_Your objective:_ Write out every entry word for word.

_Excerpts from a figure dataset:_
* * * * * * *

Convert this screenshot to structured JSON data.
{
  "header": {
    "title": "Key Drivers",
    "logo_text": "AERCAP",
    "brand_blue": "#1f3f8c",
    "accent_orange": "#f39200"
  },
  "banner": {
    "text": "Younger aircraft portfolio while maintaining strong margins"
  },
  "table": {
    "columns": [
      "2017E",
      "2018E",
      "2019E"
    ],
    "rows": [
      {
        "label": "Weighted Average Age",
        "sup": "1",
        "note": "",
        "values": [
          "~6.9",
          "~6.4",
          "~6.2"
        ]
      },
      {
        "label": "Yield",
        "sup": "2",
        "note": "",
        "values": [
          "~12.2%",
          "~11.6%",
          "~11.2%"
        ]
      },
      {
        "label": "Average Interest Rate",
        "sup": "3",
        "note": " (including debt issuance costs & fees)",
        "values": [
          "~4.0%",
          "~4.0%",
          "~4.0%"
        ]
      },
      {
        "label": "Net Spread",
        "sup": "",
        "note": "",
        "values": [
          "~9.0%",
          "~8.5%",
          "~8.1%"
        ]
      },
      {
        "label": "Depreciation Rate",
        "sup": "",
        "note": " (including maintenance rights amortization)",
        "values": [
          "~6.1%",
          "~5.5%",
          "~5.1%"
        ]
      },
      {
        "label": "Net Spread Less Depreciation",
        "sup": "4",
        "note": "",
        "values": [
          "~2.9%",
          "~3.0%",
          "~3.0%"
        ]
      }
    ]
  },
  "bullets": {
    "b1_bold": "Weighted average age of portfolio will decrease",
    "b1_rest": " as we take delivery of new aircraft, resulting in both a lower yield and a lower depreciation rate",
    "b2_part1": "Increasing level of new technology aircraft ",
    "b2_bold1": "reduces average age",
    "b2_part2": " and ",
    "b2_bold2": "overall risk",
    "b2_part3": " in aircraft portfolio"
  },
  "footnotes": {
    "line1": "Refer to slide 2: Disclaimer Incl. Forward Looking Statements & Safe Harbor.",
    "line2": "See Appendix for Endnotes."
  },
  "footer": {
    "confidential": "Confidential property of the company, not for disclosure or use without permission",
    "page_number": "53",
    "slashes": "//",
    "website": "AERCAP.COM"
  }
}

* * * * * * *

_Response for this exercise:_
Convert this screenshot to structured JSON data.
{
  "header": {
    "title": "Key Drivers",
    "logo_text": "AERCAP",
    "brand_blue": "#1f3f8c",
    "accent_orange": "#f39200"
  },
  "banner": {
    "text": "Younger aircraft portfolio while maintaining strong margins"
  },
  "table": {
    "columns": [
      "2017E",
      "2018E",
      "2019E"
    ],
    "rows": [
      {
        "label": "Weighted Average Age",
        "sup": "1",
        "note": "",
        "values": [
          "~6.9",
          "~6.4",
          "~6.2"
        ]
      },
      {
        "label": "Yield",
        "sup": "2",
        "note": "",
        "values": [
          "~12.2%",
          "~11.6%",
          "~11.2%"
        ]
      },
      {
        "label": "Average Interest Rate",
        "sup": "3",
        "note": " (including debt issuance costs & fees)",
        "values": [
          "~4.0%",
          "~4.0%",
          "~4.0%"
        ]
      },
      {
        "label": "Net Spread",
        "sup": "",
        "note": "",
        "values": [
          "~9.0%",
          "~8.5%",
          "~8.1%"
        ]
      },
      {
        "label": "Depreciation Rate",
        "sup": "",
        "note": " (including maintenance rights amortization)",
        "values": [
          "~6.1%",
          "~5.5%",
          "~5.1%"
        ]
      },
      {
        "label": "Net Spread Less Depreciation",
        "sup": "4",
        "note": "",
        "values": [
          "~2.9%",
          "~3.0%",
          "~3.0%"
        ]
      }
    ]
  },
  "bullets": {
    "b1_bold": "Weighted average age of portfolio will decrease",
    "b1_rest": " as we take delivery of new aircraft, resulting in both a lower yield and a lower depreciation rate",
    "b2_part1": "Increasing level of new technology aircraft ",
    "b2_bold1": "reduces average age",
    "b2_part2": " and ",
    "b2_bold2": "overall risk",
    "b2_part3": " in aircraft portfolio"
  },
  "footnotes": {
    "line1": "Refer to slide 2: Disclaimer Incl. Forward Looking Statements & Safe Harbor.",
    "line2": "See Appendix for Endnotes."
  },
  "footer": {
    "confidential": "Confidential property of the company, not for disclosure or use without permission",
    "page_number": "53",
    "slashes": "//",
    "website": "AERCAP.COM"
  }
}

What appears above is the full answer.